*Data for processing:*
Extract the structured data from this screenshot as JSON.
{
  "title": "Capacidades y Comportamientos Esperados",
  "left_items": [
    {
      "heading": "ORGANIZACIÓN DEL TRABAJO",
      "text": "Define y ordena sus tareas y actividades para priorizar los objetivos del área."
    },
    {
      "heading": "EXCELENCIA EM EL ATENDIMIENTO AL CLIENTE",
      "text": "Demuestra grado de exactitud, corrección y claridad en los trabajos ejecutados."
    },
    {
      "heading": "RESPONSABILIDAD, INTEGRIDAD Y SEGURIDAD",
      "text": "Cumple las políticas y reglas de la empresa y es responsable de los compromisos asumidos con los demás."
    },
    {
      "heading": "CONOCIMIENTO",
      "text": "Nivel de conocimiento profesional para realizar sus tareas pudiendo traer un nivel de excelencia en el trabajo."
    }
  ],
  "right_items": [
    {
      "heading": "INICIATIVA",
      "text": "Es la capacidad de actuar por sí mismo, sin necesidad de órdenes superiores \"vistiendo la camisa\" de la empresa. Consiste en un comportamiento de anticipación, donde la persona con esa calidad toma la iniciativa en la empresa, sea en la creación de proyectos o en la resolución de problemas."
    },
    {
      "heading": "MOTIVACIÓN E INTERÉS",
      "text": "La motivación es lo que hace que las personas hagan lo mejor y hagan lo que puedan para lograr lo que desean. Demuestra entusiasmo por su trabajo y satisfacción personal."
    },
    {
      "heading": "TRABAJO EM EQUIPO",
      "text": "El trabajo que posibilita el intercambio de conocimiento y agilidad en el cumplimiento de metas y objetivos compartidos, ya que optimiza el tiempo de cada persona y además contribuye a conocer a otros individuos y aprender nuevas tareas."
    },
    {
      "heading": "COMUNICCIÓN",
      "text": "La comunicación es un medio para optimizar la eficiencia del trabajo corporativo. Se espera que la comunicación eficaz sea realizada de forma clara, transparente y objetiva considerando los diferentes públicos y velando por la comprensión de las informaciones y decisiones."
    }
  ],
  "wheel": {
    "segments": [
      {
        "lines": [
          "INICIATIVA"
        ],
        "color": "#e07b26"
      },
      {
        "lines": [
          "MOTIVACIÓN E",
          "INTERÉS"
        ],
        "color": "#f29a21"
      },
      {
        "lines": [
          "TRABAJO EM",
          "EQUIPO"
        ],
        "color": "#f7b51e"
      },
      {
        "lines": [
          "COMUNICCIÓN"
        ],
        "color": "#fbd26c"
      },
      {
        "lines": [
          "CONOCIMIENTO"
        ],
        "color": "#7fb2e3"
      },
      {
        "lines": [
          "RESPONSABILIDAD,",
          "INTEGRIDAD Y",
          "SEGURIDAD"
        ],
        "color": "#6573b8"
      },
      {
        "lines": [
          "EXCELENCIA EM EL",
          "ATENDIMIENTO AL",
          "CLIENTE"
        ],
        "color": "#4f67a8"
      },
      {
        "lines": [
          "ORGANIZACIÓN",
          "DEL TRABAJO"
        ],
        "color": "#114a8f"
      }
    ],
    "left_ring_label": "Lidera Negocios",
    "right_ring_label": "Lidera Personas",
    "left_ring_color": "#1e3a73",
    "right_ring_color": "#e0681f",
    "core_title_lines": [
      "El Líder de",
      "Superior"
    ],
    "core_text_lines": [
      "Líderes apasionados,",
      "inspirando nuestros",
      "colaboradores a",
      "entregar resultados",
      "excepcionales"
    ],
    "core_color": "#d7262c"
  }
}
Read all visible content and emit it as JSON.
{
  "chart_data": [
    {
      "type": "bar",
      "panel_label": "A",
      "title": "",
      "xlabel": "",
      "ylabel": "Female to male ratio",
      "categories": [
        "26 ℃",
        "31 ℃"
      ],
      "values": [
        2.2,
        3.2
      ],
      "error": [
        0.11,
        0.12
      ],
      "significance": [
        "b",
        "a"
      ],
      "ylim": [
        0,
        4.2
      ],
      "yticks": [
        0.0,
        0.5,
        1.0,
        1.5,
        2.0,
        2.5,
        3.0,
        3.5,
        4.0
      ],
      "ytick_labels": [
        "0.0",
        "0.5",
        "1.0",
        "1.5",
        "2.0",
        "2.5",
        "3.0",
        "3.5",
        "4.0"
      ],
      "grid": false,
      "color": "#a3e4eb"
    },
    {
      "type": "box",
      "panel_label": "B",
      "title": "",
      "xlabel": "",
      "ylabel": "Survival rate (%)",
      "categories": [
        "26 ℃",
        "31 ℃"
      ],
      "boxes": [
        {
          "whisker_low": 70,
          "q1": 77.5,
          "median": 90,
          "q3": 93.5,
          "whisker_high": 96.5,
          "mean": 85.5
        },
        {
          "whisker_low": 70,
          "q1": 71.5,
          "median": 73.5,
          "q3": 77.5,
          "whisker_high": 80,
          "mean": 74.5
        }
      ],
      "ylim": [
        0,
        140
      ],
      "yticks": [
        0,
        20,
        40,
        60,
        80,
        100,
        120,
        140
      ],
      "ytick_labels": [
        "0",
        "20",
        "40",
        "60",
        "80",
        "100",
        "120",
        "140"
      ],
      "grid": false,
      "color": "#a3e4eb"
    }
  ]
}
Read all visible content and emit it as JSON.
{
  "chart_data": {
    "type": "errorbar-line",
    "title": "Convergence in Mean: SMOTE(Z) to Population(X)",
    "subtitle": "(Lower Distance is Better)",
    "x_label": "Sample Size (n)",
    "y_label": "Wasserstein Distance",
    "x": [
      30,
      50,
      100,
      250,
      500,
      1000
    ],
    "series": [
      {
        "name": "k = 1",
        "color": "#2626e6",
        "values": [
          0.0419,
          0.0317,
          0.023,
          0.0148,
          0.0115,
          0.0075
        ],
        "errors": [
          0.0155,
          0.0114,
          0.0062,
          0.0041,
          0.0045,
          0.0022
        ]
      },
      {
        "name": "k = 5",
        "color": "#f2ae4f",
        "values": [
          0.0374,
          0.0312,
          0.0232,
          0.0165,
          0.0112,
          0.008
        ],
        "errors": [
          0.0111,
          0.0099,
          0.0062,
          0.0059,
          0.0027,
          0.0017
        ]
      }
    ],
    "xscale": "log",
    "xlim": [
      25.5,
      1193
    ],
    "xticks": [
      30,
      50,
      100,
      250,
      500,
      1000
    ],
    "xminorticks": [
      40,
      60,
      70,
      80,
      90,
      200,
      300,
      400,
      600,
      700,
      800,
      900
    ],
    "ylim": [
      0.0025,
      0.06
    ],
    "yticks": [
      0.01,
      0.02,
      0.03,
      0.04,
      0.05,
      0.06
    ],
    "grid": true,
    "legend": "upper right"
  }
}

*Goal:* Can you give every line above again, exactly as written?

*The result:*
Extract the structured data from this screenshot as JSON.
{
  "title": "Capacidades y Comportamientos Esperados",
  "left_items": [
    {
      "heading": "ORGANIZACIÓN DEL TRABAJO",
      "text": "Define y ordena sus tareas y actividades para priorizar los objetivos del área."
    },
    {
      "heading": "EXCELENCIA EM EL ATENDIMIENTO AL CLIENTE",
      "text": "Demuestra grado de exactitud, corrección y claridad en los trabajos ejecutados."
    },
    {
      "heading": "RESPONSABILIDAD, INTEGRIDAD Y SEGURIDAD",
      "text": "Cumple las políticas y reglas de la empresa y es responsable de los compromisos asumidos con los demás."
    },
    {
      "heading": "CONOCIMIENTO",
      "text": "Nivel de conocimiento profesional para realizar sus tareas pudiendo traer un nivel de excelencia en el trabajo."
    }
  ],
  "right_items": [
    {
      "heading": "INICIATIVA",
      "text": "Es la capacidad de actuar por sí mismo, sin necesidad de órdenes superiores \"vistiendo la camisa\" de la empresa. Consiste en un comportamiento de anticipación, donde la persona con esa calidad toma la iniciativa en la empresa, sea en la creación de proyectos o en la resolución de problemas."
    },
    {
      "heading": "MOTIVACIÓN E INTERÉS",
      "text": "La motivación es lo que hace que las personas hagan lo mejor y hagan lo que puedan para lograr lo que desean. Demuestra entusiasmo por su trabajo y satisfacción personal."
    },
    {
      "heading": "TRABAJO EM EQUIPO",
      "text": "El trabajo que posibilita el intercambio de conocimiento y agilidad en el cumplimiento de metas y objetivos compartidos, ya que optimiza el tiempo de cada persona y además contribuye a conocer a otros individuos y aprender nuevas tareas."
    },
    {
      "heading": "COMUNICCIÓN",
      "text": "La comunicación es un medio para optimizar la eficiencia del trabajo corporativo. Se espera que la comunicación eficaz sea realizada de forma clara, transparente y objetiva considerando los diferentes públicos y velando por la comprensión de las informaciones y decisiones."
    }
  ],
  "wheel": {
    "segments": [
      {
        "lines": [
          "INICIATIVA"
        ],
        "color": "#e07b26"
      },
      {
        "lines": [
          "MOTIVACIÓN E",
          "INTERÉS"
        ],
        "color": "#f29a21"
      },
      {
        "lines": [
          "TRABAJO EM",
          "EQUIPO"
        ],
        "color": "#f7b51e"
      },
      {
        "lines": [
          "COMUNICCIÓN"
        ],
        "color": "#fbd26c"
      },
      {
        "lines": [
          "CONOCIMIENTO"
        ],
        "color": "#7fb2e3"
      },
      {
        "lines": [
          "RESPONSABILIDAD,",
          "INTEGRIDAD Y",
          "SEGURIDAD"
        ],
        "color": "#6573b8"
      },
      {
        "lines": [
          "EXCELENCIA EM EL",
          "ATENDIMIENTO AL",
          "CLIENTE"
        ],
        "color": "#4f67a8"
      },
      {
        "lines": [
          "ORGANIZACIÓN",
          "DEL TRABAJO"
        ],
        "color": "#114a8f"
      }
    ],
    "left_ring_label": "Lidera Negocios",
    "right_ring_label": "Lidera Personas",
    "left_ring_color": "#1e3a73",
    "right_ring_color": "#e0681f",
    "core_title_lines": [
      "El Líder de",
      "Superior"
    ],
    "core_text_lines": [
      "Líderes apasionados,",
      "inspirando nuestros",
      "colaboradores a",
      "entregar resultados",
      "excepcionales"
    ],
    "core_color": "#d7262c"
  }
}
Read all visible content and emit it as JSON.
{
  "chart_data": [
    {
      "type": "bar",
      "panel_label": "A",
      "title": "",
      "xlabel": "",
      "ylabel": "Female to male ratio",
      "categories": [
        "26 ℃",
        "31 ℃"
      ],
      "values": [
        2.2,
        3.2
      ],
      "error": [
        0.11,
        0.12
      ],
      "significance": [
        "b",
        "a"
      ],
      "ylim": [
        0,
        4.2
      ],
      "yticks": [
        0.0,
        0.5,
        1.0,
        1.5,
        2.0,
        2.5,
        3.0,
        3.5,
        4.0
      ],
      "ytick_labels": [
        "0.0",
        "0.5",
        "1.0",
        "1.5",
        "2.0",
        "2.5",
        "3.0",
        "3.5",
        "4.0"
      ],
      "grid": false,
      "color": "#a3e4eb"
    },
    {
      "type": "box",
      "panel_label": "B",
      "title": "",
      "xlabel": "",
      "ylabel": "Survival rate (%)",
      "categories": [
        "26 ℃",
        "31 ℃"
      ],
      "boxes": [
        {
          "whisker_low": 70,
          "q1": 77.5,
          "median": 90,
          "q3": 93.5,
          "whisker_high": 96.5,
          "mean": 85.5
        },
        {
          "whisker_low": 70,
          "q1": 71.5,
          "median": 73.5,
          "q3": 77.5,
          "whisker_high": 80,
          "mean": 74.5
        }
      ],
      "ylim": [
        0,
        140
      ],
      "yticks": [
        0,
        20,
        40,
        60,
        80,
        100,
        120,
        140
      ],
      "ytick_labels": [
        "0",
        "20",
        "40",
        "60",
        "80",
        "100",
        "120",
        "140"
      ],
      "grid": false,
      "color": "#a3e4eb"
    }
  ]
}
Read all visible content and emit it as JSON.
{
  "chart_data": {
    "type": "errorbar-line",
    "title": "Convergence in Mean: SMOTE(Z) to Population(X)",
    "subtitle": "(Lower Distance is Better)",
    "x_label": "Sample Size (n)",
    "y_label": "Wasserstein Distance",
    "x": [
      30,
      50,
      100,
      250,
      500,
      1000
    ],
    "series": [
      {
        "name": "k = 1",
        "color": "#2626e6",
        "values": [
          0.0419,
          0.0317,
          0.023,
          0.0148,
          0.0115,
          0.0075
        ],
        "errors": [
          0.0155,
          0.0114,
          0.0062,
          0.0041,
          0.0045,
          0.0022
        ]
      },
      {
        "name": "k = 5",
        "color": "#f2ae4f",
        "values": [
          0.0374,
          0.0312,
          0.0232,
          0.0165,
          0.0112,
          0.008
        ],
        "errors": [
          0.0111,
          0.0099,
          0.0062,
          0.0059,
          0.0027,
          0.0017
        ]
      }
    ],
    "xscale": "log",
    "xlim": [
      25.5,
      1193
    ],
    "xticks": [
      30,
      50,
      100,
      250,
      500,
      1000
    ],
    "xminorticks": [
      40,
      60,
      70,
      80,
      90,
      200,
      300,
      400,
      600,
      700,
      800,
      900
    ],
    "ylim": [
      0.0025,
      0.06
    ],
    "yticks": [
      0.01,
      0.02,
      0.03,
      0.04,
      0.05,
      0.06
    ],
    "grid": true,
    "legend": "upper right"
  }
}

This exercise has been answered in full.